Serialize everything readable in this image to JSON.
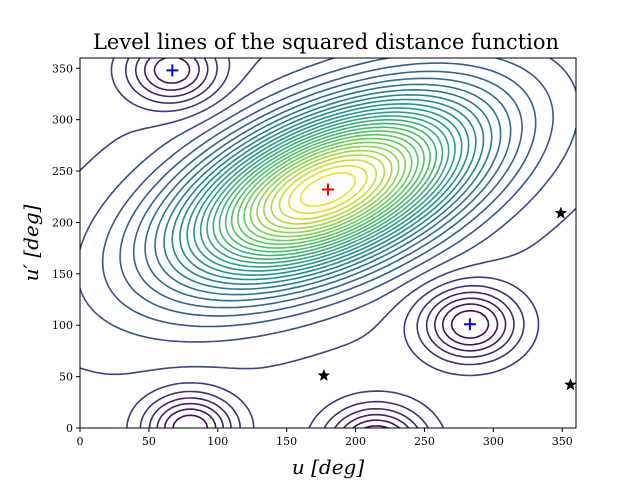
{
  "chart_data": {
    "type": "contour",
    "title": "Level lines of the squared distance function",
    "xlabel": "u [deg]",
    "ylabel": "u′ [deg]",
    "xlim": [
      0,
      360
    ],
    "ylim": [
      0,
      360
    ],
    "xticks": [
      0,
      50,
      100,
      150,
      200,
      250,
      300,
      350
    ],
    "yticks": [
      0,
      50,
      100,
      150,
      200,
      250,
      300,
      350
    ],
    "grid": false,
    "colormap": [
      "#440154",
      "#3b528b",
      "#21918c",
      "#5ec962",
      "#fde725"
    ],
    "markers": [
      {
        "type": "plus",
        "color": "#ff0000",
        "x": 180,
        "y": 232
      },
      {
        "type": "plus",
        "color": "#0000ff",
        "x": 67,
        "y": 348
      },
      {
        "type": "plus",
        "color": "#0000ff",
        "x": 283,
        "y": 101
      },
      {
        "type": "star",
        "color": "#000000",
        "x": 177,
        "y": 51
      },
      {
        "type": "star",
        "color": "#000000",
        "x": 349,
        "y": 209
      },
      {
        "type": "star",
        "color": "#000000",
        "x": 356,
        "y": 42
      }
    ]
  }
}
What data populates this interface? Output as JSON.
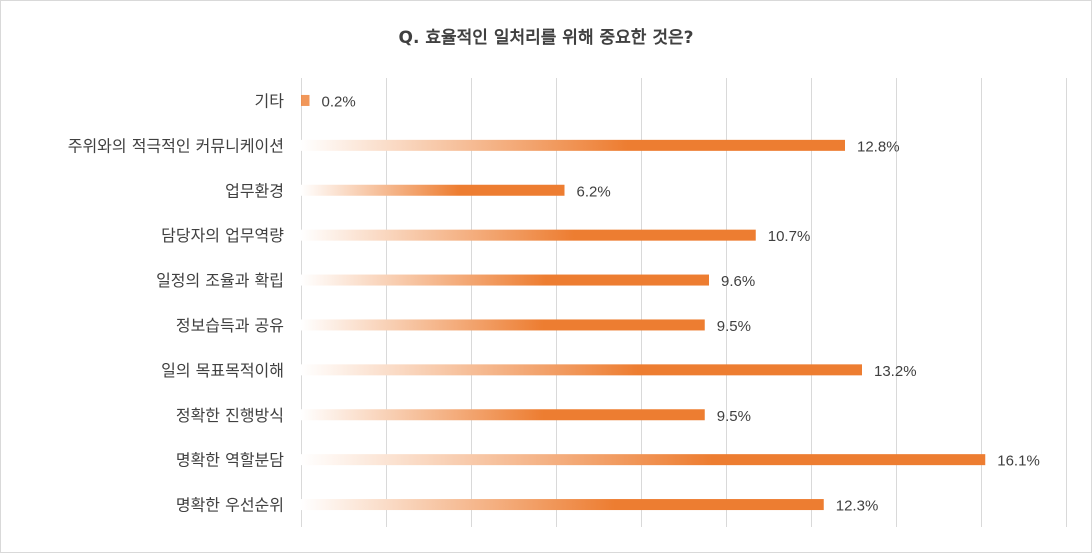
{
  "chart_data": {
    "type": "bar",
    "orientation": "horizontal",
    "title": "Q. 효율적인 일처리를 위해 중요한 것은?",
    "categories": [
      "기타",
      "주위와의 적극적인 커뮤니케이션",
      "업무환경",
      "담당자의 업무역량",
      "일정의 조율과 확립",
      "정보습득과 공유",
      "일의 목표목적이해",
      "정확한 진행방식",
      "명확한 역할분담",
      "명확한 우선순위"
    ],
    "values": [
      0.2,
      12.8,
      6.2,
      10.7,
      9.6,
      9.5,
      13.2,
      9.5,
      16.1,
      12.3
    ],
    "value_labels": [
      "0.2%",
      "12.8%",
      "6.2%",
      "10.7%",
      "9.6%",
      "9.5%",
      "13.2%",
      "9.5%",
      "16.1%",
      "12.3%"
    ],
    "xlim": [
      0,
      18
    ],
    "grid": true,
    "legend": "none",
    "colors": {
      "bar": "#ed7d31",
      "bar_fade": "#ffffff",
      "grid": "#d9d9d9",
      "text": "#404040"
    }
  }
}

**********

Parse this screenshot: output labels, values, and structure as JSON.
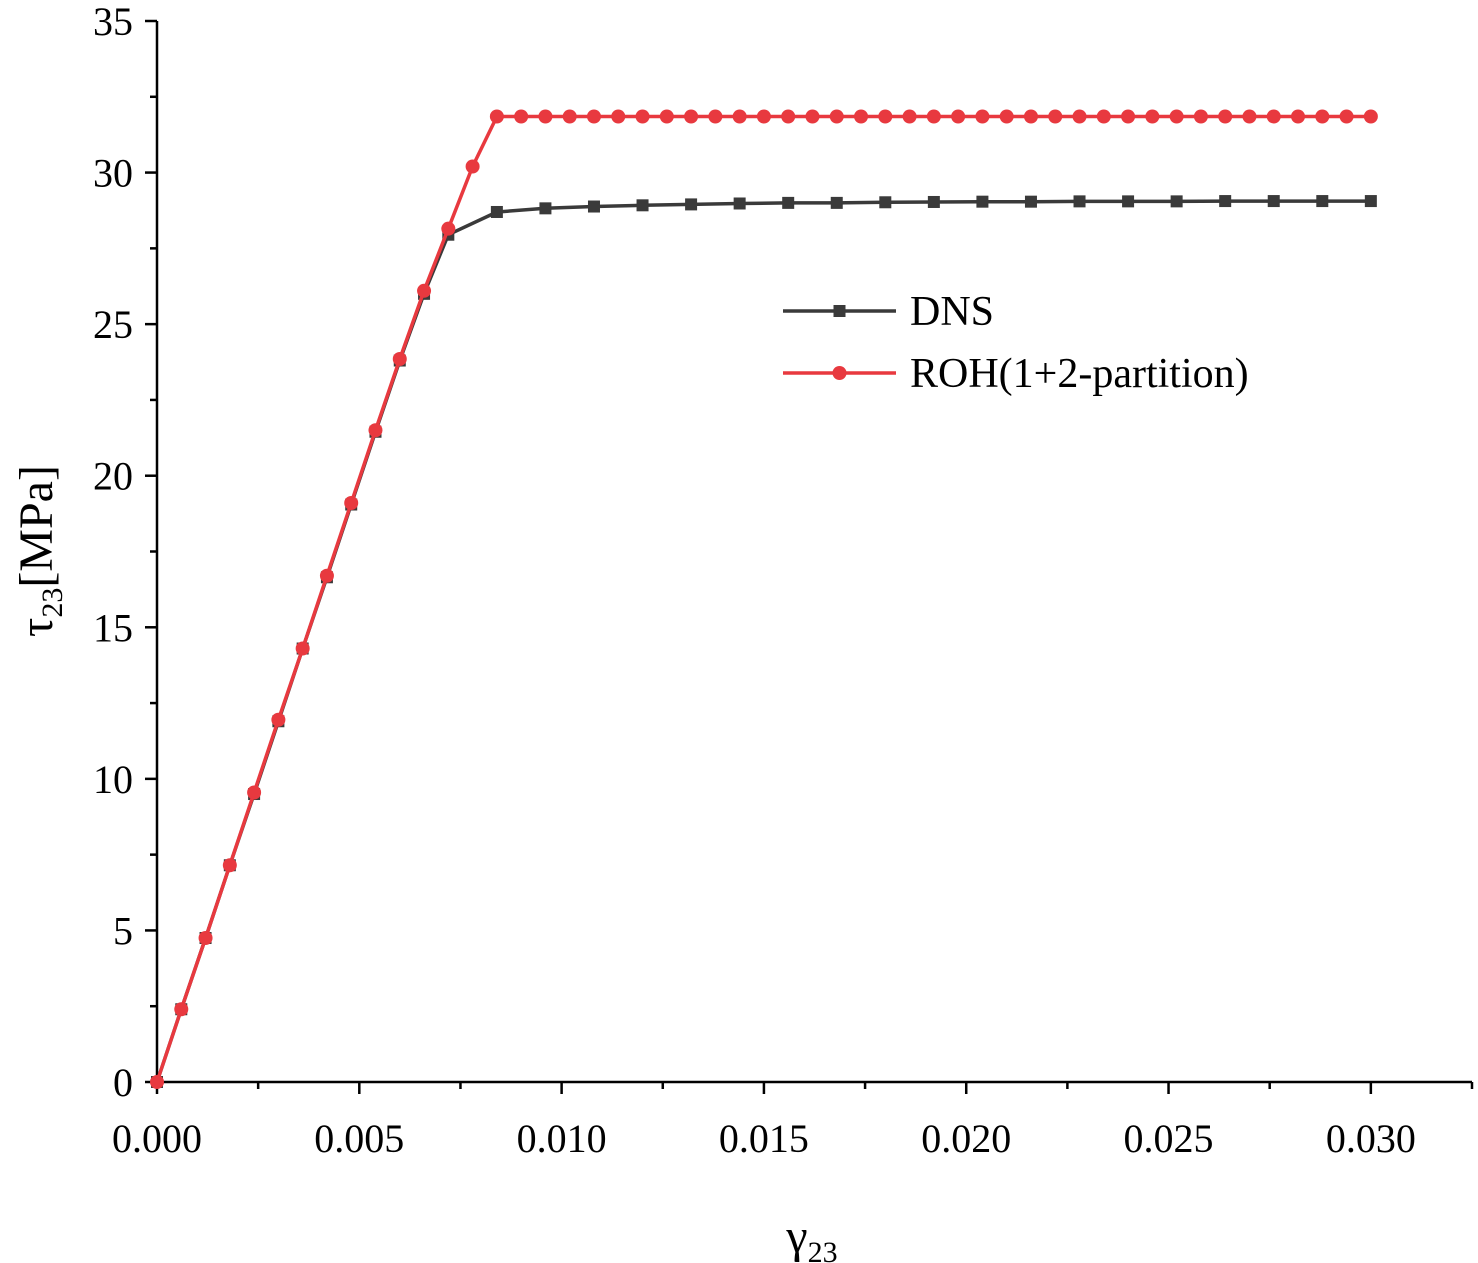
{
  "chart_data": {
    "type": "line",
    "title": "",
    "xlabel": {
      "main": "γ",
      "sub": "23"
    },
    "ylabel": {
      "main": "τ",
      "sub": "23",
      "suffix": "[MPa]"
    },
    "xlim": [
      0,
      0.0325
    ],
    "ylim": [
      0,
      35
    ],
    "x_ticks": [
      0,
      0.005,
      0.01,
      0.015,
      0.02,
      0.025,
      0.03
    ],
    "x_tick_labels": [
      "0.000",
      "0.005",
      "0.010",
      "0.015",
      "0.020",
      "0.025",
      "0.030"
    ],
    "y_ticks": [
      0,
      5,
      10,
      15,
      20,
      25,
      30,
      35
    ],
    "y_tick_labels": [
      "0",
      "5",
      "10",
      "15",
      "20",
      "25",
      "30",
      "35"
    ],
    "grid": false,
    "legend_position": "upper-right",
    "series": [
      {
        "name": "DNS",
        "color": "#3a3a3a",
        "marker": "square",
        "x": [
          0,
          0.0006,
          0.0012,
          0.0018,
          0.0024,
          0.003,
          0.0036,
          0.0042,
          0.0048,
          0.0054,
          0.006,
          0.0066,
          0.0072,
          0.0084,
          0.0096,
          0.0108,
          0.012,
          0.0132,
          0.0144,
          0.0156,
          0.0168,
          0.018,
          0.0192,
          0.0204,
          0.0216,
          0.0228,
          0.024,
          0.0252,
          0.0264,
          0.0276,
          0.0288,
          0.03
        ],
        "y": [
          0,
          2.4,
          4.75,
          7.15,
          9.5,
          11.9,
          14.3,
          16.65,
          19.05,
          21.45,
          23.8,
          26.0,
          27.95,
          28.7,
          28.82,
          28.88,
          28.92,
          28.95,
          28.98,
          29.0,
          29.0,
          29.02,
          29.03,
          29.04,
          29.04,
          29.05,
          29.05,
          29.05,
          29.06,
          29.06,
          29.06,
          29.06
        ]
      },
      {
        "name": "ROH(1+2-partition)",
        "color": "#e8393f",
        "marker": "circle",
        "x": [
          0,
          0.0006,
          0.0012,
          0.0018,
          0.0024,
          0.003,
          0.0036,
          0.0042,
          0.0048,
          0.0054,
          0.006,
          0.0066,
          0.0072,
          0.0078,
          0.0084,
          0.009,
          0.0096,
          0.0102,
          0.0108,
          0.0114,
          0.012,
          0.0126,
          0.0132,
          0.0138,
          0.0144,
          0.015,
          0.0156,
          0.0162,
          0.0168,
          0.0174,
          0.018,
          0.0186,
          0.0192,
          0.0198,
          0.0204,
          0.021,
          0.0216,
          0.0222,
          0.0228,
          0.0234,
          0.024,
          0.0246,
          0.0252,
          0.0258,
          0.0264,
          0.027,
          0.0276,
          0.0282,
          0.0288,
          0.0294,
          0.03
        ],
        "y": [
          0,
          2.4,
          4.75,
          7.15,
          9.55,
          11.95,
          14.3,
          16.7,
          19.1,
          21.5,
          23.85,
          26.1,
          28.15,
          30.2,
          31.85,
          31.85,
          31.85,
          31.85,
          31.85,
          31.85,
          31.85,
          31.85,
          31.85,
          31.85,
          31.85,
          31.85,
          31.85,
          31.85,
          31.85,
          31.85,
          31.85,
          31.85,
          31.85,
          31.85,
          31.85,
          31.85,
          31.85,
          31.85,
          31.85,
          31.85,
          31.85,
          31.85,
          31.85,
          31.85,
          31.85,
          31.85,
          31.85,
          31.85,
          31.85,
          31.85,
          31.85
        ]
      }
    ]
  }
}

**********

=== Stated exercise ===
Filter the entries and copy out every line with the word "this".

=== Result below ===
Serialize everything readable in this image to JSON.
What data populates this interface? Output as JSON.
Parse this screenshot: output labels, values, and structure as JSON.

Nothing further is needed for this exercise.